• **GIVEN EXERCISE**
Gather the lines below that include the string "assimilated", copying each in full.

====

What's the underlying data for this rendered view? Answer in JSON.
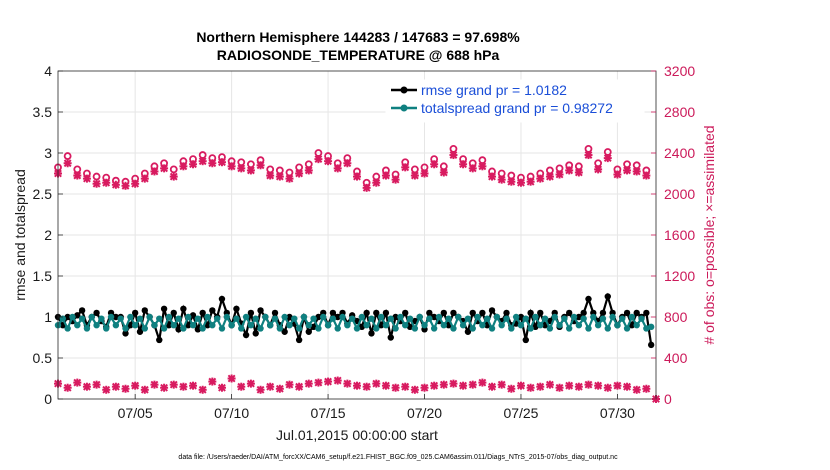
{
  "chart_data": {
    "type": "line",
    "title_line1": "Northern Hemisphere 144283 / 147683 = 97.698%",
    "title_line2": "RADIOSONDE_TEMPERATURE @ 688 hPa",
    "xlabel": "Jul.01,2015 00:00:00 start",
    "ylabel_left": "rmse and totalspread",
    "ylabel_right": "# of obs: o=possible; ×=assimilated",
    "footer": "data file: /Users/raeder/DAI/ATM_forcXX/CAM6_setup/f.e21.FHIST_BGC.f09_025.CAM6assim.011/Diags_NTrS_2015-07/obs_diag_output.nc",
    "xlim": [
      1,
      32
    ],
    "ylim_left": [
      0,
      4
    ],
    "ylim_right": [
      0,
      3200
    ],
    "x_ticks": [
      5,
      10,
      15,
      20,
      25,
      30
    ],
    "x_tick_labels": [
      "07/05",
      "07/10",
      "07/15",
      "07/20",
      "07/25",
      "07/30"
    ],
    "y_left_ticks": [
      0,
      0.5,
      1,
      1.5,
      2,
      2.5,
      3,
      3.5,
      4
    ],
    "y_left_tick_labels": [
      "0",
      "0.5",
      "1",
      "1.5",
      "2",
      "2.5",
      "3",
      "3.5",
      "4"
    ],
    "y_right_ticks": [
      0,
      400,
      800,
      1200,
      1600,
      2000,
      2400,
      2800,
      3200
    ],
    "y_right_tick_labels": [
      "0",
      "400",
      "800",
      "1200",
      "1600",
      "2000",
      "2400",
      "2800",
      "3200"
    ],
    "colors": {
      "rmse": "#000000",
      "spread": "#0f8080",
      "obs": "#d81b60",
      "right_axis": "#cc1a5a",
      "legend_text": "#1a4ed8"
    },
    "legend": [
      {
        "name": "rmse grand pr = 1.0182",
        "color": "#000000"
      },
      {
        "name": "totalspread grand pr = 0.98272",
        "color": "#0f8080"
      }
    ],
    "series": [
      {
        "name": "rmse",
        "axis": "left",
        "x": [
          1.0,
          1.25,
          1.5,
          1.75,
          2.0,
          2.25,
          2.5,
          2.75,
          3.0,
          3.25,
          3.5,
          3.75,
          4.0,
          4.25,
          4.5,
          4.75,
          5.0,
          5.25,
          5.5,
          5.75,
          6.0,
          6.25,
          6.5,
          6.75,
          7.0,
          7.25,
          7.5,
          7.75,
          8.0,
          8.25,
          8.5,
          8.75,
          9.0,
          9.25,
          9.5,
          9.75,
          10.0,
          10.25,
          10.5,
          10.75,
          11.0,
          11.25,
          11.5,
          11.75,
          12.0,
          12.25,
          12.5,
          12.75,
          13.0,
          13.25,
          13.5,
          13.75,
          14.0,
          14.25,
          14.5,
          14.75,
          15.0,
          15.25,
          15.5,
          15.75,
          16.0,
          16.25,
          16.5,
          16.75,
          17.0,
          17.25,
          17.5,
          17.75,
          18.0,
          18.25,
          18.5,
          18.75,
          19.0,
          19.25,
          19.5,
          19.75,
          20.0,
          20.25,
          20.5,
          20.75,
          21.0,
          21.25,
          21.5,
          21.75,
          22.0,
          22.25,
          22.5,
          22.75,
          23.0,
          23.25,
          23.5,
          23.75,
          24.0,
          24.25,
          24.5,
          24.75,
          25.0,
          25.25,
          25.5,
          25.75,
          26.0,
          26.25,
          26.5,
          26.75,
          27.0,
          27.25,
          27.5,
          27.75,
          28.0,
          28.25,
          28.5,
          28.75,
          29.0,
          29.25,
          29.5,
          29.75,
          30.0,
          30.25,
          30.5,
          30.75,
          31.0,
          31.25,
          31.5,
          31.75
        ],
        "values": [
          1.0,
          0.9,
          1.0,
          0.95,
          1.02,
          1.08,
          0.9,
          1.0,
          1.05,
          0.95,
          0.88,
          1.05,
          1.0,
          1.0,
          0.8,
          0.9,
          1.05,
          0.82,
          1.08,
          1.0,
          0.9,
          0.72,
          1.1,
          0.9,
          1.05,
          0.85,
          1.1,
          0.9,
          1.02,
          0.85,
          1.05,
          0.9,
          1.08,
          1.0,
          1.22,
          1.05,
          0.9,
          1.1,
          0.92,
          0.78,
          1.05,
          0.8,
          1.08,
          1.0,
          0.9,
          1.05,
          0.9,
          0.82,
          1.0,
          0.92,
          0.72,
          1.0,
          0.82,
          0.88,
          1.0,
          1.05,
          0.9,
          1.05,
          1.0,
          1.05,
          0.92,
          1.02,
          0.95,
          0.88,
          1.05,
          0.8,
          1.05,
          0.9,
          1.05,
          0.75,
          1.0,
          0.95,
          1.05,
          0.88,
          0.95,
          1.0,
          0.85,
          1.05,
          1.0,
          0.95,
          1.05,
          0.9,
          1.05,
          1.0,
          0.95,
          0.82,
          1.05,
          0.95,
          1.05,
          0.9,
          1.08,
          1.0,
          0.95,
          1.05,
          0.9,
          0.92,
          1.0,
          0.72,
          1.05,
          0.88,
          1.05,
          0.9,
          0.95,
          1.05,
          0.88,
          1.0,
          1.05,
          0.95,
          1.0,
          1.05,
          1.22,
          1.05,
          0.95,
          1.05,
          1.25,
          1.05,
          0.9,
          1.0,
          1.05,
          0.9,
          1.05,
          1.0,
          1.05,
          0.66
        ],
        "color": "#000000"
      },
      {
        "name": "totalspread",
        "axis": "left",
        "x": [
          1.0,
          1.25,
          1.5,
          1.75,
          2.0,
          2.25,
          2.5,
          2.75,
          3.0,
          3.25,
          3.5,
          3.75,
          4.0,
          4.25,
          4.5,
          4.75,
          5.0,
          5.25,
          5.5,
          5.75,
          6.0,
          6.25,
          6.5,
          6.75,
          7.0,
          7.25,
          7.5,
          7.75,
          8.0,
          8.25,
          8.5,
          8.75,
          9.0,
          9.25,
          9.5,
          9.75,
          10.0,
          10.25,
          10.5,
          10.75,
          11.0,
          11.25,
          11.5,
          11.75,
          12.0,
          12.25,
          12.5,
          12.75,
          13.0,
          13.25,
          13.5,
          13.75,
          14.0,
          14.25,
          14.5,
          14.75,
          15.0,
          15.25,
          15.5,
          15.75,
          16.0,
          16.25,
          16.5,
          16.75,
          17.0,
          17.25,
          17.5,
          17.75,
          18.0,
          18.25,
          18.5,
          18.75,
          19.0,
          19.25,
          19.5,
          19.75,
          20.0,
          20.25,
          20.5,
          20.75,
          21.0,
          21.25,
          21.5,
          21.75,
          22.0,
          22.25,
          22.5,
          22.75,
          23.0,
          23.25,
          23.5,
          23.75,
          24.0,
          24.25,
          24.5,
          24.75,
          25.0,
          25.25,
          25.5,
          25.75,
          26.0,
          26.25,
          26.5,
          26.75,
          27.0,
          27.25,
          27.5,
          27.75,
          28.0,
          28.25,
          28.5,
          28.75,
          29.0,
          29.25,
          29.5,
          29.75,
          30.0,
          30.25,
          30.5,
          30.75,
          31.0,
          31.25,
          31.5,
          31.75
        ],
        "values": [
          0.9,
          0.98,
          0.86,
          1.0,
          0.9,
          0.98,
          0.86,
          1.0,
          0.9,
          0.98,
          0.86,
          1.0,
          0.9,
          0.98,
          0.86,
          1.0,
          0.9,
          0.98,
          0.86,
          1.0,
          0.9,
          0.98,
          0.86,
          1.0,
          0.9,
          0.98,
          0.86,
          1.0,
          0.9,
          0.98,
          0.86,
          1.0,
          0.9,
          0.98,
          0.86,
          1.0,
          0.9,
          0.98,
          0.86,
          1.0,
          0.9,
          0.98,
          0.86,
          1.0,
          0.9,
          0.98,
          0.86,
          1.0,
          0.9,
          0.98,
          0.86,
          1.0,
          0.9,
          0.98,
          0.86,
          1.0,
          0.9,
          0.98,
          0.86,
          1.0,
          0.9,
          0.98,
          0.86,
          1.0,
          0.9,
          0.98,
          0.86,
          1.0,
          0.9,
          0.98,
          0.86,
          1.0,
          0.9,
          0.98,
          0.86,
          1.0,
          0.9,
          0.98,
          0.86,
          1.0,
          0.9,
          0.98,
          0.86,
          1.0,
          0.9,
          0.98,
          0.86,
          1.0,
          0.9,
          0.98,
          0.86,
          1.0,
          0.9,
          0.98,
          0.86,
          1.0,
          0.9,
          0.98,
          0.86,
          1.0,
          0.9,
          0.98,
          0.86,
          1.0,
          0.9,
          0.98,
          0.86,
          1.0,
          0.9,
          0.98,
          0.86,
          1.0,
          0.9,
          0.98,
          0.86,
          1.0,
          0.9,
          0.98,
          0.86,
          1.0,
          0.9,
          0.98,
          0.86,
          0.88
        ],
        "color": "#0f8080"
      },
      {
        "name": "obs possible",
        "axis": "right",
        "marker": "o",
        "x": [
          1.0,
          1.5,
          2.0,
          2.5,
          3.0,
          3.5,
          4.0,
          4.5,
          5.0,
          5.5,
          6.0,
          6.5,
          7.0,
          7.5,
          8.0,
          8.5,
          9.0,
          9.5,
          10.0,
          10.5,
          11.0,
          11.5,
          12.0,
          12.5,
          13.0,
          13.5,
          14.0,
          14.5,
          15.0,
          15.5,
          16.0,
          16.5,
          17.0,
          17.5,
          18.0,
          18.5,
          19.0,
          19.5,
          20.0,
          20.5,
          21.0,
          21.5,
          22.0,
          22.5,
          23.0,
          23.5,
          24.0,
          24.5,
          25.0,
          25.5,
          26.0,
          26.5,
          27.0,
          27.5,
          28.0,
          28.5,
          29.0,
          29.5,
          30.0,
          30.5,
          31.0,
          31.5
        ],
        "values": [
          2260,
          2370,
          2240,
          2200,
          2170,
          2160,
          2130,
          2120,
          2150,
          2200,
          2270,
          2300,
          2240,
          2320,
          2340,
          2380,
          2350,
          2360,
          2320,
          2310,
          2290,
          2330,
          2240,
          2230,
          2210,
          2260,
          2290,
          2400,
          2370,
          2300,
          2350,
          2220,
          2110,
          2170,
          2230,
          2190,
          2310,
          2240,
          2260,
          2340,
          2270,
          2440,
          2340,
          2300,
          2330,
          2220,
          2200,
          2180,
          2160,
          2170,
          2200,
          2230,
          2250,
          2280,
          2270,
          2440,
          2300,
          2410,
          2240,
          2290,
          2280,
          2230
        ],
        "color": "#d81b60"
      },
      {
        "name": "obs assimilated",
        "axis": "right",
        "marker": "x",
        "x": [
          1.0,
          1.5,
          2.0,
          2.5,
          3.0,
          3.5,
          4.0,
          4.5,
          5.0,
          5.5,
          6.0,
          6.5,
          7.0,
          7.5,
          8.0,
          8.5,
          9.0,
          9.5,
          10.0,
          10.5,
          11.0,
          11.5,
          12.0,
          12.5,
          13.0,
          13.5,
          14.0,
          14.5,
          15.0,
          15.5,
          16.0,
          16.5,
          17.0,
          17.5,
          18.0,
          18.5,
          19.0,
          19.5,
          20.0,
          20.5,
          21.0,
          21.5,
          22.0,
          22.5,
          23.0,
          23.5,
          24.0,
          24.5,
          25.0,
          25.5,
          26.0,
          26.5,
          27.0,
          27.5,
          28.0,
          28.5,
          29.0,
          29.5,
          30.0,
          30.5,
          31.0,
          31.5
        ],
        "values": [
          2200,
          2300,
          2180,
          2150,
          2100,
          2110,
          2090,
          2080,
          2100,
          2150,
          2220,
          2250,
          2170,
          2270,
          2290,
          2320,
          2300,
          2310,
          2270,
          2250,
          2230,
          2280,
          2180,
          2170,
          2150,
          2200,
          2230,
          2340,
          2320,
          2250,
          2300,
          2170,
          2060,
          2110,
          2180,
          2140,
          2260,
          2180,
          2200,
          2290,
          2210,
          2380,
          2290,
          2250,
          2270,
          2170,
          2140,
          2120,
          2110,
          2120,
          2150,
          2170,
          2190,
          2230,
          2210,
          2380,
          2240,
          2350,
          2190,
          2230,
          2220,
          2180
        ],
        "color": "#d81b60"
      },
      {
        "name": "obs low",
        "axis": "right",
        "marker": "x",
        "x": [
          1.0,
          1.5,
          2.0,
          2.5,
          3.0,
          3.5,
          4.0,
          4.5,
          5.0,
          5.5,
          6.0,
          6.5,
          7.0,
          7.5,
          8.0,
          8.5,
          9.0,
          9.5,
          10.0,
          10.5,
          11.0,
          11.5,
          12.0,
          12.5,
          13.0,
          13.5,
          14.0,
          14.5,
          15.0,
          15.5,
          16.0,
          16.5,
          17.0,
          17.5,
          18.0,
          18.5,
          19.0,
          19.5,
          20.0,
          20.5,
          21.0,
          21.5,
          22.0,
          22.5,
          23.0,
          23.5,
          24.0,
          24.5,
          25.0,
          25.5,
          26.0,
          26.5,
          27.0,
          27.5,
          28.0,
          28.5,
          29.0,
          29.5,
          30.0,
          30.5,
          31.0,
          31.5,
          32.0
        ],
        "values": [
          150,
          110,
          160,
          120,
          140,
          90,
          120,
          100,
          130,
          90,
          140,
          110,
          140,
          120,
          130,
          90,
          170,
          110,
          200,
          120,
          150,
          90,
          120,
          100,
          140,
          120,
          150,
          160,
          170,
          180,
          150,
          130,
          120,
          150,
          130,
          110,
          120,
          90,
          110,
          130,
          140,
          150,
          130,
          140,
          160,
          120,
          140,
          100,
          130,
          110,
          120,
          140,
          110,
          130,
          120,
          140,
          130,
          110,
          130,
          120,
          90,
          100,
          0
        ],
        "color": "#d81b60"
      }
    ]
  }
}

====

• **SOLUTION FOR THIS TASK**
    "ylabel_right": "# of obs: o=possible; ×=assimilated",
        "name": "obs assimilated",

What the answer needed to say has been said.